### DATA ROWS:
⁂
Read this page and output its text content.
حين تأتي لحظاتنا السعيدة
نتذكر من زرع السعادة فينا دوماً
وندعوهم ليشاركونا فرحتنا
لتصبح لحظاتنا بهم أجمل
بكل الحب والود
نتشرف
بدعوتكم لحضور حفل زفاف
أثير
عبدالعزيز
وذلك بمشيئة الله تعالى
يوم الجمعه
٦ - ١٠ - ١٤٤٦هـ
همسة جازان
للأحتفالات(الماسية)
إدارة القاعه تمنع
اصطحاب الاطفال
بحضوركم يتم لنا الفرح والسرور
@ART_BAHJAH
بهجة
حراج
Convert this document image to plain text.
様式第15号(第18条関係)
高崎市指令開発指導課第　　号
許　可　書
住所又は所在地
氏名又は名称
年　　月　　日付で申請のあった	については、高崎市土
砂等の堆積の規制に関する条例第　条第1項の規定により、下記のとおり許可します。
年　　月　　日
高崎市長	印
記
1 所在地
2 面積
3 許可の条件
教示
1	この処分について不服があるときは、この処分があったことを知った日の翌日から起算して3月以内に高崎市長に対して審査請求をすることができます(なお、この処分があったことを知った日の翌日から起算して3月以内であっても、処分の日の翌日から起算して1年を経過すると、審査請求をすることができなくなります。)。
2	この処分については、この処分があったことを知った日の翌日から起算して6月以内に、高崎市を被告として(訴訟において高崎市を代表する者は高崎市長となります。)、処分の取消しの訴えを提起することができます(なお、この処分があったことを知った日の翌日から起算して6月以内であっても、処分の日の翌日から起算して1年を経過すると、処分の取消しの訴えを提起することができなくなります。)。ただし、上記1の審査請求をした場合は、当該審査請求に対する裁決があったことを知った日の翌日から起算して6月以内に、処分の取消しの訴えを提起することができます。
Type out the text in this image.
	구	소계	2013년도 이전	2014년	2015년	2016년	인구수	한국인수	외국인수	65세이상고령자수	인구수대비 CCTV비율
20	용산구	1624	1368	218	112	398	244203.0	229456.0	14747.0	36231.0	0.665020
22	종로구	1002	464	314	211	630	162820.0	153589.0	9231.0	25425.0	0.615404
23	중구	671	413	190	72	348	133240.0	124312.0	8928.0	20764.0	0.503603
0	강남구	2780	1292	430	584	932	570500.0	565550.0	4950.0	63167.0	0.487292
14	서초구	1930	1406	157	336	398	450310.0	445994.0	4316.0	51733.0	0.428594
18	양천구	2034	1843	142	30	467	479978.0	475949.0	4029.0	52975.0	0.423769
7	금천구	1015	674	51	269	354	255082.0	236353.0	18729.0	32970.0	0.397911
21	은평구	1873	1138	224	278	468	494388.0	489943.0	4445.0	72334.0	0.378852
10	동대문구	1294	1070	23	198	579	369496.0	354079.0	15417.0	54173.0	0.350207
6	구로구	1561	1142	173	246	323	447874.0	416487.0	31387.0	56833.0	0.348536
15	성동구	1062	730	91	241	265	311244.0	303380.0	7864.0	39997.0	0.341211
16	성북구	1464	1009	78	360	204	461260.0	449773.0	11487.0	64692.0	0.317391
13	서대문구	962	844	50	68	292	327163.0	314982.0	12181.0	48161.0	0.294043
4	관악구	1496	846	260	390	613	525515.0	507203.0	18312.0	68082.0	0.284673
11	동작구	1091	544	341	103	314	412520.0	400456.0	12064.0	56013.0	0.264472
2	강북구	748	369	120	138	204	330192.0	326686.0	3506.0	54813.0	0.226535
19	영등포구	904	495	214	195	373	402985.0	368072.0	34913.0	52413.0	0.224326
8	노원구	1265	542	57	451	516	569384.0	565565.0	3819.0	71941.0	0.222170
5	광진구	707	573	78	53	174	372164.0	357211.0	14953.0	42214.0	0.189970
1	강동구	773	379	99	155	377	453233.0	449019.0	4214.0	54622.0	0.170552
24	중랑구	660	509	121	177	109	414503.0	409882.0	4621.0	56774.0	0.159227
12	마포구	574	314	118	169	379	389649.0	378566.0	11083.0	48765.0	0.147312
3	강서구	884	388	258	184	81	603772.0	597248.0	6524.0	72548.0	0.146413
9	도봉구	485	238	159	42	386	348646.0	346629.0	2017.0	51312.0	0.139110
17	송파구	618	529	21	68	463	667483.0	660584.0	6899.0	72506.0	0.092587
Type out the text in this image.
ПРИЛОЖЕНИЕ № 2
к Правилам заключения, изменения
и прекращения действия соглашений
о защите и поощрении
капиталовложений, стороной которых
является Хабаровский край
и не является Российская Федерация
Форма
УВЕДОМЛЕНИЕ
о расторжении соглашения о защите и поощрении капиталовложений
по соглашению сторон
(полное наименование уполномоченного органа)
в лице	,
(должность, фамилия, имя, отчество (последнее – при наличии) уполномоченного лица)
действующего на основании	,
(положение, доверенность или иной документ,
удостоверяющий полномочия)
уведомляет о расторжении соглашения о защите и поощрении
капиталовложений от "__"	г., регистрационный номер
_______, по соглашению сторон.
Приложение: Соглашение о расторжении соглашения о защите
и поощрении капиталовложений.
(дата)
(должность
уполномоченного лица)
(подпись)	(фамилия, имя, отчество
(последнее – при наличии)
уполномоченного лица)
⁂
### EXERCISE PROMPT:
Would you give the material above again, complete and exact?

### WRITTEN ANSWER:
Read this page and output its text content.
حين تأتي لحظاتنا السعيدة
نتذكر من زرع السعادة فينا دوماً
وندعوهم ليشاركونا فرحتنا
لتصبح لحظاتنا بهم أجمل
بكل الحب والود
نتشرف
بدعوتكم لحضور حفل زفاف
أثير
عبدالعزيز
وذلك بمشيئة الله تعالى
يوم الجمعه
٦ - ١٠ - ١٤٤٦هـ
همسة جازان
للأحتفالات(الماسية)
إدارة القاعه تمنع
اصطحاب الاطفال
بحضوركم يتم لنا الفرح والسرور
@ART_BAHJAH
بهجة
حراج
Convert this document image to plain text.
様式第15号(第18条関係)
高崎市指令開発指導課第　　号
許　可　書
住所又は所在地
氏名又は名称
年　　月　　日付で申請のあった	については、高崎市土
砂等の堆積の規制に関する条例第　条第1項の規定により、下記のとおり許可します。
年　　月　　日
高崎市長	印
記
1 所在地
2 面積
3 許可の条件
教示
1	この処分について不服があるときは、この処分があったことを知った日の翌日から起算して3月以内に高崎市長に対して審査請求をすることができます(なお、この処分があったことを知った日の翌日から起算して3月以内であっても、処分の日の翌日から起算して1年を経過すると、審査請求をすることができなくなります。)。
2	この処分については、この処分があったことを知った日の翌日から起算して6月以内に、高崎市を被告として(訴訟において高崎市を代表する者は高崎市長となります。)、処分の取消しの訴えを提起することができます(なお、この処分があったことを知った日の翌日から起算して6月以内であっても、処分の日の翌日から起算して1年を経過すると、処分の取消しの訴えを提起することができなくなります。)。ただし、上記1の審査請求をした場合は、当該審査請求に対する裁決があったことを知った日の翌日から起算して6月以内に、処分の取消しの訴えを提起することができます。
Type out the text in this image.
	구	소계	2013년도 이전	2014년	2015년	2016년	인구수	한국인수	외국인수	65세이상고령자수	인구수대비 CCTV비율
20	용산구	1624	1368	218	112	398	244203.0	229456.0	14747.0	36231.0	0.665020
22	종로구	1002	464	314	211	630	162820.0	153589.0	9231.0	25425.0	0.615404
23	중구	671	413	190	72	348	133240.0	124312.0	8928.0	20764.0	0.503603
0	강남구	2780	1292	430	584	932	570500.0	565550.0	4950.0	63167.0	0.487292
14	서초구	1930	1406	157	336	398	450310.0	445994.0	4316.0	51733.0	0.428594
18	양천구	2034	1843	142	30	467	479978.0	475949.0	4029.0	52975.0	0.423769
7	금천구	1015	674	51	269	354	255082.0	236353.0	18729.0	32970.0	0.397911
21	은평구	1873	1138	224	278	468	494388.0	489943.0	4445.0	72334.0	0.378852
10	동대문구	1294	1070	23	198	579	369496.0	354079.0	15417.0	54173.0	0.350207
6	구로구	1561	1142	173	246	323	447874.0	416487.0	31387.0	56833.0	0.348536
15	성동구	1062	730	91	241	265	311244.0	303380.0	7864.0	39997.0	0.341211
16	성북구	1464	1009	78	360	204	461260.0	449773.0	11487.0	64692.0	0.317391
13	서대문구	962	844	50	68	292	327163.0	314982.0	12181.0	48161.0	0.294043
4	관악구	1496	846	260	390	613	525515.0	507203.0	18312.0	68082.0	0.284673
11	동작구	1091	544	341	103	314	412520.0	400456.0	12064.0	56013.0	0.264472
2	강북구	748	369	120	138	204	330192.0	326686.0	3506.0	54813.0	0.226535
19	영등포구	904	495	214	195	373	402985.0	368072.0	34913.0	52413.0	0.224326
8	노원구	1265	542	57	451	516	569384.0	565565.0	3819.0	71941.0	0.222170
5	광진구	707	573	78	53	174	372164.0	357211.0	14953.0	42214.0	0.189970
1	강동구	773	379	99	155	377	453233.0	449019.0	4214.0	54622.0	0.170552
24	중랑구	660	509	121	177	109	414503.0	409882.0	4621.0	56774.0	0.159227
12	마포구	574	314	118	169	379	389649.0	378566.0	11083.0	48765.0	0.147312
3	강서구	884	388	258	184	81	603772.0	597248.0	6524.0	72548.0	0.146413
9	도봉구	485	238	159	42	386	348646.0	346629.0	2017.0	51312.0	0.139110
17	송파구	618	529	21	68	463	667483.0	660584.0	6899.0	72506.0	0.092587
Type out the text in this image.
ПРИЛОЖЕНИЕ № 2
к Правилам заключения, изменения
и прекращения действия соглашений
о защите и поощрении
капиталовложений, стороной которых
является Хабаровский край
и не является Российская Федерация
Форма
УВЕДОМЛЕНИЕ
о расторжении соглашения о защите и поощрении капиталовложений
по соглашению сторон
(полное наименование уполномоченного органа)
в лице	,
(должность, фамилия, имя, отчество (последнее – при наличии) уполномоченного лица)
действующего на основании	,
(положение, доверенность или иной документ,
удостоверяющий полномочия)
уведомляет о расторжении соглашения о защите и поощрении
капиталовложений от "__"	г., регистрационный номер
_______, по соглашению сторон.
Приложение: Соглашение о расторжении соглашения о защите
и поощрении капиталовложений.
(дата)
(должность
уполномоченного лица)
(подпись)	(фамилия, имя, отчество
(последнее – при наличии)
уполномоченного лица)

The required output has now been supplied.